**Saved entries:**
########################################
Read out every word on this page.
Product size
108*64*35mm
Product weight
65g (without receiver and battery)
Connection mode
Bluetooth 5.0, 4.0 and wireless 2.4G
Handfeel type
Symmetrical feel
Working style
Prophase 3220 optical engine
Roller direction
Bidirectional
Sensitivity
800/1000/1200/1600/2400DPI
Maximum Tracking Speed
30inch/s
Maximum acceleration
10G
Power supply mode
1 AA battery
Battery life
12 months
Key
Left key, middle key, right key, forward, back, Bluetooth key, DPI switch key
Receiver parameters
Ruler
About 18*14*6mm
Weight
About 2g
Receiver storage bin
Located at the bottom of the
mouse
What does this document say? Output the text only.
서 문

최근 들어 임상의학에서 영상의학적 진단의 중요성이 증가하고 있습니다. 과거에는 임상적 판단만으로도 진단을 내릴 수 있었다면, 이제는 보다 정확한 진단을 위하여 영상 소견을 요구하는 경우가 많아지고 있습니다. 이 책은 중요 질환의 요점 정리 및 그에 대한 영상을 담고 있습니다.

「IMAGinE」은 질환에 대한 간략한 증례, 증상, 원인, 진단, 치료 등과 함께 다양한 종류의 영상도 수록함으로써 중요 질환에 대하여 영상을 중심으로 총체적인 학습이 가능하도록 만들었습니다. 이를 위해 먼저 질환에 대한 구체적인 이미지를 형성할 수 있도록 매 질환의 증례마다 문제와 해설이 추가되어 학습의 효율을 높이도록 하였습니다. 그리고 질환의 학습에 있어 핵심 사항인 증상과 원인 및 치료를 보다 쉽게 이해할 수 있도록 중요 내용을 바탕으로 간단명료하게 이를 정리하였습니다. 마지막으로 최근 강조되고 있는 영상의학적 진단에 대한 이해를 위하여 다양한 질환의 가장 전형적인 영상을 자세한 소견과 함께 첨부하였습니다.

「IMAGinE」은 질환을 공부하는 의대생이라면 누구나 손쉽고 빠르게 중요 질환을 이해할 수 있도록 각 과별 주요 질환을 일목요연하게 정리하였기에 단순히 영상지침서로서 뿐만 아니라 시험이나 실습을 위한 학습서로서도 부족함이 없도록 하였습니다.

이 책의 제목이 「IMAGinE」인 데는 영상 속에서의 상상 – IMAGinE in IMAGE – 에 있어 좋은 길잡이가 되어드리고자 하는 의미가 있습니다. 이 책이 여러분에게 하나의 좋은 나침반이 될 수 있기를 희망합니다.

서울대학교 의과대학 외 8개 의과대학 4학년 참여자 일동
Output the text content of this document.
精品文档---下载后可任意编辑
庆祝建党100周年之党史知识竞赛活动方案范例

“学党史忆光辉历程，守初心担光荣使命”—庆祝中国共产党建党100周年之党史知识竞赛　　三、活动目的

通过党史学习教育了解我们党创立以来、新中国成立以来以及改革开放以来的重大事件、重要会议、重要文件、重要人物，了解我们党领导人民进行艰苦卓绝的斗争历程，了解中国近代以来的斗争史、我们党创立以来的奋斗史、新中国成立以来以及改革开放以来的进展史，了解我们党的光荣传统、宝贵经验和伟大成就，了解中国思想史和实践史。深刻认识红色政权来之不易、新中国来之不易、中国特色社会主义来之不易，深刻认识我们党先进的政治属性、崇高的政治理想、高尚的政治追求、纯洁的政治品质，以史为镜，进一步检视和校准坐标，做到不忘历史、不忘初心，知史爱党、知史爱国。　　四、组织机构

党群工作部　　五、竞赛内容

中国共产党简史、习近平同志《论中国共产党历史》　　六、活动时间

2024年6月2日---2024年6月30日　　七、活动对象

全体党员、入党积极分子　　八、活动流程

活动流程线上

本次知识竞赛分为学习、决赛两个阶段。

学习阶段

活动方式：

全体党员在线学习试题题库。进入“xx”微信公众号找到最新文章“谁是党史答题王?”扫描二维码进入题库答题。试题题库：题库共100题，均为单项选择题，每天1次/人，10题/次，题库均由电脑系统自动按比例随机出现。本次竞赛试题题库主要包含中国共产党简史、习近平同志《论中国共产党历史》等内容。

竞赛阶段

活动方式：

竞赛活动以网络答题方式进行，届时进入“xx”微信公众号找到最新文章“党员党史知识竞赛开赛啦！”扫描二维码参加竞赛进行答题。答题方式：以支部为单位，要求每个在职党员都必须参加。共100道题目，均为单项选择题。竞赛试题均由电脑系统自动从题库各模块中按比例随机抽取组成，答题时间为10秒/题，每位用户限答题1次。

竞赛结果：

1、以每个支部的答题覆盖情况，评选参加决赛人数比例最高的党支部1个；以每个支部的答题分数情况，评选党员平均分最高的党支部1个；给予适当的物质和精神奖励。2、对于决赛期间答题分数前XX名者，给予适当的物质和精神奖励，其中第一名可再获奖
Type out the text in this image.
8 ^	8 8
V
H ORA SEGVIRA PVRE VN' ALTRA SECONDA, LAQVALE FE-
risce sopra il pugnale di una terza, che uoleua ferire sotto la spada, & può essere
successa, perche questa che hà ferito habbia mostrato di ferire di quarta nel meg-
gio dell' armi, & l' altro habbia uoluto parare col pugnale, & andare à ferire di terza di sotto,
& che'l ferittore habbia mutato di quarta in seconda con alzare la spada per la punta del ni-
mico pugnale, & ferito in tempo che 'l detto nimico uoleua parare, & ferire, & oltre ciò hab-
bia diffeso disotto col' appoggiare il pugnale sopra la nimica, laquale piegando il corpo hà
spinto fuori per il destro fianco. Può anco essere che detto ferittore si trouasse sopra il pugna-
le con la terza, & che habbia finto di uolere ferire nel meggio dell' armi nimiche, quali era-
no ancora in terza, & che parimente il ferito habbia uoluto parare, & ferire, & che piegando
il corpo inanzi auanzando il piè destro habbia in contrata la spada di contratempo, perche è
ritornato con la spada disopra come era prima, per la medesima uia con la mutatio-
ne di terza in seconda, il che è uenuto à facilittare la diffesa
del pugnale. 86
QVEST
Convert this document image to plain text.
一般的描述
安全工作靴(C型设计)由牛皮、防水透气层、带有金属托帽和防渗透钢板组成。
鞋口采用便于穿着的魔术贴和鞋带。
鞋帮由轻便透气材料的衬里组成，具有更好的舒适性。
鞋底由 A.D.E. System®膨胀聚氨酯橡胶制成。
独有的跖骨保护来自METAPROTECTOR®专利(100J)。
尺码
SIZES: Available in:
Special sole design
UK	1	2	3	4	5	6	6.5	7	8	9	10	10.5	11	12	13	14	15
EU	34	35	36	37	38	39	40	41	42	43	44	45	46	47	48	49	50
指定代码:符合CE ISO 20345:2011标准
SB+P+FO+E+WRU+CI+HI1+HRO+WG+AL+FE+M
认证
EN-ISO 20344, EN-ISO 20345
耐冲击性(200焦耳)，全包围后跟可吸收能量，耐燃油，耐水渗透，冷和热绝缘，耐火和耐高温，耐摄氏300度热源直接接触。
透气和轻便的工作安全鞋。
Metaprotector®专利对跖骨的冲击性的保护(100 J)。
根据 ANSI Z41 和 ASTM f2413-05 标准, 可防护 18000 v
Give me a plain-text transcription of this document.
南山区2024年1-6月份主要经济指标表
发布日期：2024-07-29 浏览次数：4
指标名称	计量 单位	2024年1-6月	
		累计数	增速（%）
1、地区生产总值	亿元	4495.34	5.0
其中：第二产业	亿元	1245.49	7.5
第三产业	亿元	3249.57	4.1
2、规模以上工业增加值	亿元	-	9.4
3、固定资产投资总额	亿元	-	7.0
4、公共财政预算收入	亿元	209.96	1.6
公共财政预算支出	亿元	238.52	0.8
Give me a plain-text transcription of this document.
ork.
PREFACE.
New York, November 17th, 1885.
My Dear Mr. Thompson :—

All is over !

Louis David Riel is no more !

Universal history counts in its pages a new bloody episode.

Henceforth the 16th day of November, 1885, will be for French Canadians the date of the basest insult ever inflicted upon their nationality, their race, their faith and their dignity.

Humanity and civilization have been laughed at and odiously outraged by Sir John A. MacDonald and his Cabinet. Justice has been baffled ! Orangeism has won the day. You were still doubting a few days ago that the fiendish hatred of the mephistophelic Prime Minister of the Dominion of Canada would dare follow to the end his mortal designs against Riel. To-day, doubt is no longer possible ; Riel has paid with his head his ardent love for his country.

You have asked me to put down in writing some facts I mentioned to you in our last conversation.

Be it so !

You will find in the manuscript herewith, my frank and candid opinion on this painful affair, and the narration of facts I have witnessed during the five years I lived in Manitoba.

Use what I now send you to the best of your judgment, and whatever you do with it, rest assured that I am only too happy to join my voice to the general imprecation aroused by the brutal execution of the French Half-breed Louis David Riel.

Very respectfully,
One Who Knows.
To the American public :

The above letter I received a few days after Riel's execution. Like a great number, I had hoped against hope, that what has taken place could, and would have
########################################
Identify every line holding the word "均为单项选择题" and copy it out.

**Solved exercise:**
全体党员在线学习试题题库。进入“xx”微信公众号找到最新文章“谁是党史答题王?”扫描二维码进入题库答题。试题题库：题库共100题，均为单项选择题，每天1次/人，10题/次，题库均由电脑系统自动按比例随机出现。本次竞赛试题题库主要包含中国共产党简史、习近平同志《论中国共产党历史》等内容。
竞赛活动以网络答题方式进行，届时进入“xx”微信公众号找到最新文章“党员党史知识竞赛开赛啦！”扫描二维码参加竞赛进行答题。答题方式：以支部为单位，要求每个在职党员都必须参加。共100道题目，均为单项选择题。竞赛试题均由电脑系统自动从题库各模块中按比例随机抽取组成，答题时间为10秒/题，每位用户限答题1次。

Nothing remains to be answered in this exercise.